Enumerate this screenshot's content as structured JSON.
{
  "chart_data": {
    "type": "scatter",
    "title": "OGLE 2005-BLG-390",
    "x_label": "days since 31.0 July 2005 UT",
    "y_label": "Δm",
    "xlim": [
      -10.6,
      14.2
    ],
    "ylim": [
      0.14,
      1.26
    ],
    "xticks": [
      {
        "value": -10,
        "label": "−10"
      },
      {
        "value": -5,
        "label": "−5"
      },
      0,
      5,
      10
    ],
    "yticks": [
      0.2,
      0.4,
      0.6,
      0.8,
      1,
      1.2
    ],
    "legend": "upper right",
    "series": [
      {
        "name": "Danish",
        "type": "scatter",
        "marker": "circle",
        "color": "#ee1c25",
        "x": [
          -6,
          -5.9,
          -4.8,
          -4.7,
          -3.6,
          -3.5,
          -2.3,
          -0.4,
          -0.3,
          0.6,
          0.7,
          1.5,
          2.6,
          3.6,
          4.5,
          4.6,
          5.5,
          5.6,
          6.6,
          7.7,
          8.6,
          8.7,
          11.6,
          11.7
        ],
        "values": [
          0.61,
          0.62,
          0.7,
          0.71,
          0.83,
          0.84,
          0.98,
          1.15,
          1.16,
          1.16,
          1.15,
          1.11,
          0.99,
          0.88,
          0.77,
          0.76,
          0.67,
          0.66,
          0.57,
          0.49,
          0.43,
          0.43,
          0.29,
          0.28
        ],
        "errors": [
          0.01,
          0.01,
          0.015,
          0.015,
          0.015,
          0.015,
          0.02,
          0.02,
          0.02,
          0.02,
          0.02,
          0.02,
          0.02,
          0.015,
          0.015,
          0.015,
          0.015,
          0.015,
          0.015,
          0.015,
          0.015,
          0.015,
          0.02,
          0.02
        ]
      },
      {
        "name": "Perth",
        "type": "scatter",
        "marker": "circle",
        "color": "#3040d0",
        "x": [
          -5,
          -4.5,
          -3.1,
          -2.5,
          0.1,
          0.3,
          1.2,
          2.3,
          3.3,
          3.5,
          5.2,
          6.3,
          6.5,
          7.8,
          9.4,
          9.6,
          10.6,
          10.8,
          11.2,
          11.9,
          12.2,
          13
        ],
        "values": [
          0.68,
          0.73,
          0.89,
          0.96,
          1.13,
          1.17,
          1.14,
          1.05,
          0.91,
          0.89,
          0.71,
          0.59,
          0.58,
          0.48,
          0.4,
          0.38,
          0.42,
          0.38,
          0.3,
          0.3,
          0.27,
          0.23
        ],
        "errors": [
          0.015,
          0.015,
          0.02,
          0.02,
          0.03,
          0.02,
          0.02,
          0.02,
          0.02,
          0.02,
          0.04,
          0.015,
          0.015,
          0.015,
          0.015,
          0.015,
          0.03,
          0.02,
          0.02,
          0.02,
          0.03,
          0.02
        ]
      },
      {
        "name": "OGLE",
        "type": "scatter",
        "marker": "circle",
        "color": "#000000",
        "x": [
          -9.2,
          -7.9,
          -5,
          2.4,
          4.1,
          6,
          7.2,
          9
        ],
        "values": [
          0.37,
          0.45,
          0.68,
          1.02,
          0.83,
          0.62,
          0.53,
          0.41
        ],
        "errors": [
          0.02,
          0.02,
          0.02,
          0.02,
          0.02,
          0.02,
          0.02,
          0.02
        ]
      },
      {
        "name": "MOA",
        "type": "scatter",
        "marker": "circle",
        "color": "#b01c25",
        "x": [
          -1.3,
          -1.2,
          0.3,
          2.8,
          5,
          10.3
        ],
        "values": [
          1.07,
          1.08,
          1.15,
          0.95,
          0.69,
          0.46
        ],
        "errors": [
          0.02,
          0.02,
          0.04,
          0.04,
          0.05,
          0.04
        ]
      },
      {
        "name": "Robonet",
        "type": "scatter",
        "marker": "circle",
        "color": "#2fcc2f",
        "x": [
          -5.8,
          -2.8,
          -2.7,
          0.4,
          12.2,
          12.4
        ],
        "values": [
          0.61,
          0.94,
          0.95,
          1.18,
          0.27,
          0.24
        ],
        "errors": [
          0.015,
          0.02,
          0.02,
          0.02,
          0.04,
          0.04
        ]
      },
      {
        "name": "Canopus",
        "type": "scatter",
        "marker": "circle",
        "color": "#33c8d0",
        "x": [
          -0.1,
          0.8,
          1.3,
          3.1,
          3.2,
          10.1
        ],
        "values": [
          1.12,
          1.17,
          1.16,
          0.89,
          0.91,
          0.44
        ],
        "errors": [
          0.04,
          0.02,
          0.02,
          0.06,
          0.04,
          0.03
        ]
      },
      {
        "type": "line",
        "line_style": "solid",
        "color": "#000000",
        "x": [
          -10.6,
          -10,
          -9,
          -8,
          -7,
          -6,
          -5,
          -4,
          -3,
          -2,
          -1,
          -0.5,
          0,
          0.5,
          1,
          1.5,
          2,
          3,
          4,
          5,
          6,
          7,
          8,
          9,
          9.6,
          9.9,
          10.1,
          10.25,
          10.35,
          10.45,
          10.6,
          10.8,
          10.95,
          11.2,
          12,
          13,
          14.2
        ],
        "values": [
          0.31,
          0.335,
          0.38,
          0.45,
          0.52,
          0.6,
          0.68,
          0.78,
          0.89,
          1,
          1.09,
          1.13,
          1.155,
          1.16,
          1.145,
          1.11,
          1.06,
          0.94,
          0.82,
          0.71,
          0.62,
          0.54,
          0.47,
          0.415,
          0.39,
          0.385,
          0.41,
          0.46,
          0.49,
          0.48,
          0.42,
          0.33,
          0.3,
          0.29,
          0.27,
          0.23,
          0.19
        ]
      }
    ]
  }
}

__Task requirements__
Exactly as written, please output every entry.

__Answer to the exercise__
Enumerate this screenshot's content as structured JSON.
{
  "chart_data": {
    "type": "scatter",
    "title": "OGLE 2005-BLG-390",
    "x_label": "days since 31.0 July 2005 UT",
    "y_label": "Δm",
    "xlim": [
      -10.6,
      14.2
    ],
    "ylim": [
      0.14,
      1.26
    ],
    "xticks": [
      {
        "value": -10,
        "label": "−10"
      },
      {
        "value": -5,
        "label": "−5"
      },
      0,
      5,
      10
    ],
    "yticks": [
      0.2,
      0.4,
      0.6,
      0.8,
      1,
      1.2
    ],
    "legend": "upper right",
    "series": [
      {
        "name": "Danish",
        "type": "scatter",
        "marker": "circle",
        "color": "#ee1c25",
        "x": [
          -6,
          -5.9,
          -4.8,
          -4.7,
          -3.6,
          -3.5,
          -2.3,
          -0.4,
          -0.3,
          0.6,
          0.7,
          1.5,
          2.6,
          3.6,
          4.5,
          4.6,
          5.5,
          5.6,
          6.6,
          7.7,
          8.6,
          8.7,
          11.6,
          11.7
        ],
        "values": [
          0.61,
          0.62,
          0.7,
          0.71,
          0.83,
          0.84,
          0.98,
          1.15,
          1.16,
          1.16,
          1.15,
          1.11,
          0.99,
          0.88,
          0.77,
          0.76,
          0.67,
          0.66,
          0.57,
          0.49,
          0.43,
          0.43,
          0.29,
          0.28
        ],
        "errors": [
          0.01,
          0.01,
          0.015,
          0.015,
          0.015,
          0.015,
          0.02,
          0.02,
          0.02,
          0.02,
          0.02,
          0.02,
          0.02,
          0.015,
          0.015,
          0.015,
          0.015,
          0.015,
          0.015,
          0.015,
          0.015,
          0.015,
          0.02,
          0.02
        ]
      },
      {
        "name": "Perth",
        "type": "scatter",
        "marker": "circle",
        "color": "#3040d0",
        "x": [
          -5,
          -4.5,
          -3.1,
          -2.5,
          0.1,
          0.3,
          1.2,
          2.3,
          3.3,
          3.5,
          5.2,
          6.3,
          6.5,
          7.8,
          9.4,
          9.6,
          10.6,
          10.8,
          11.2,
          11.9,
          12.2,
          13
        ],
        "values": [
          0.68,
          0.73,
          0.89,
          0.96,
          1.13,
          1.17,
          1.14,
          1.05,
          0.91,
          0.89,
          0.71,
          0.59,
          0.58,
          0.48,
          0.4,
          0.38,
          0.42,
          0.38,
          0.3,
          0.3,
          0.27,
          0.23
        ],
        "errors": [
          0.015,
          0.015,
          0.02,
          0.02,
          0.03,
          0.02,
          0.02,
          0.02,
          0.02,
          0.02,
          0.04,
          0.015,
          0.015,
          0.015,
          0.015,
          0.015,
          0.03,
          0.02,
          0.02,
          0.02,
          0.03,
          0.02
        ]
      },
      {
        "name": "OGLE",
        "type": "scatter",
        "marker": "circle",
        "color": "#000000",
        "x": [
          -9.2,
          -7.9,
          -5,
          2.4,
          4.1,
          6,
          7.2,
          9
        ],
        "values": [
          0.37,
          0.45,
          0.68,
          1.02,
          0.83,
          0.62,
          0.53,
          0.41
        ],
        "errors": [
          0.02,
          0.02,
          0.02,
          0.02,
          0.02,
          0.02,
          0.02,
          0.02
        ]
      },
      {
        "name": "MOA",
        "type": "scatter",
        "marker": "circle",
        "color": "#b01c25",
        "x": [
          -1.3,
          -1.2,
          0.3,
          2.8,
          5,
          10.3
        ],
        "values": [
          1.07,
          1.08,
          1.15,
          0.95,
          0.69,
          0.46
        ],
        "errors": [
          0.02,
          0.02,
          0.04,
          0.04,
          0.05,
          0.04
        ]
      },
      {
        "name": "Robonet",
        "type": "scatter",
        "marker": "circle",
        "color": "#2fcc2f",
        "x": [
          -5.8,
          -2.8,
          -2.7,
          0.4,
          12.2,
          12.4
        ],
        "values": [
          0.61,
          0.94,
          0.95,
          1.18,
          0.27,
          0.24
        ],
        "errors": [
          0.015,
          0.02,
          0.02,
          0.02,
          0.04,
          0.04
        ]
      },
      {
        "name": "Canopus",
        "type": "scatter",
        "marker": "circle",
        "color": "#33c8d0",
        "x": [
          -0.1,
          0.8,
          1.3,
          3.1,
          3.2,
          10.1
        ],
        "values": [
          1.12,
          1.17,
          1.16,
          0.89,
          0.91,
          0.44
        ],
        "errors": [
          0.04,
          0.02,
          0.02,
          0.06,
          0.04,
          0.03
        ]
      },
      {
        "type": "line",
        "line_style": "solid",
        "color": "#000000",
        "x": [
          -10.6,
          -10,
          -9,
          -8,
          -7,
          -6,
          -5,
          -4,
          -3,
          -2,
          -1,
          -0.5,
          0,
          0.5,
          1,
          1.5,
          2,
          3,
          4,
          5,
          6,
          7,
          8,
          9,
          9.6,
          9.9,
          10.1,
          10.25,
          10.35,
          10.45,
          10.6,
          10.8,
          10.95,
          11.2,
          12,
          13,
          14.2
        ],
        "values": [
          0.31,
          0.335,
          0.38,
          0.45,
          0.52,
          0.6,
          0.68,
          0.78,
          0.89,
          1,
          1.09,
          1.13,
          1.155,
          1.16,
          1.145,
          1.11,
          1.06,
          0.94,
          0.82,
          0.71,
          0.62,
          0.54,
          0.47,
          0.415,
          0.39,
          0.385,
          0.41,
          0.46,
          0.49,
          0.48,
          0.42,
          0.33,
          0.3,
          0.29,
          0.27,
          0.23,
          0.19
        ]
      }
    ]
  }
}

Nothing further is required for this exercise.